要做的事
a. 请把阅读材料里的这句话翻成中文："The robot can only move either down or right at any point in time."
b. 从阅读材料中的"The robot can"开始，一直到"(marked 'Finish' in the diagram below)."为止，把这段文字原样抄下来。

阅读材料
A robot is located at the top-left corner of a m x n grid (marked 'Start' in the diagram below).
The robot can only move either down or right at any point in time. The robot is trying to reach the bottom-right corner of the grid (marked 'Finish' in the diagram below).
How many possible unique paths are there?
Above is a 3 x 7 grid. How many possible unique paths are there?
Note: m and n will be at most 100.

提供的资料
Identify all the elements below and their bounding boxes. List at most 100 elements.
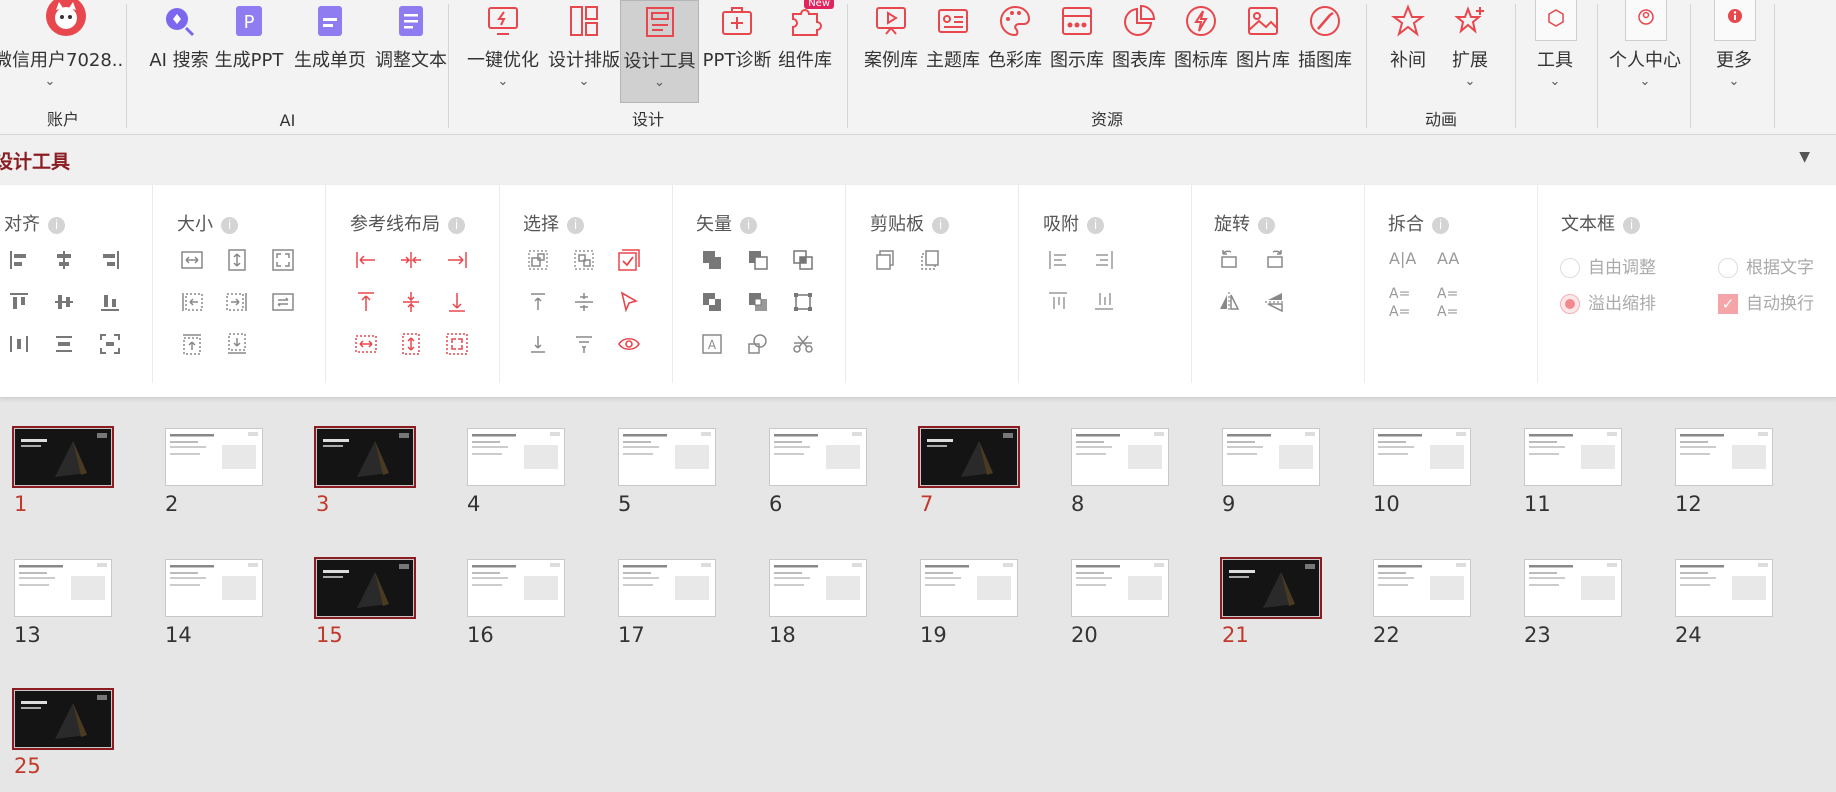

练习答案
a. 机器人在任何时候都只能向下或向右移动。

b.
The robot can only move either down or right at any point in time. The robot is trying to reach the bottom-right corner of the grid (marked 'Finish' in the diagram below).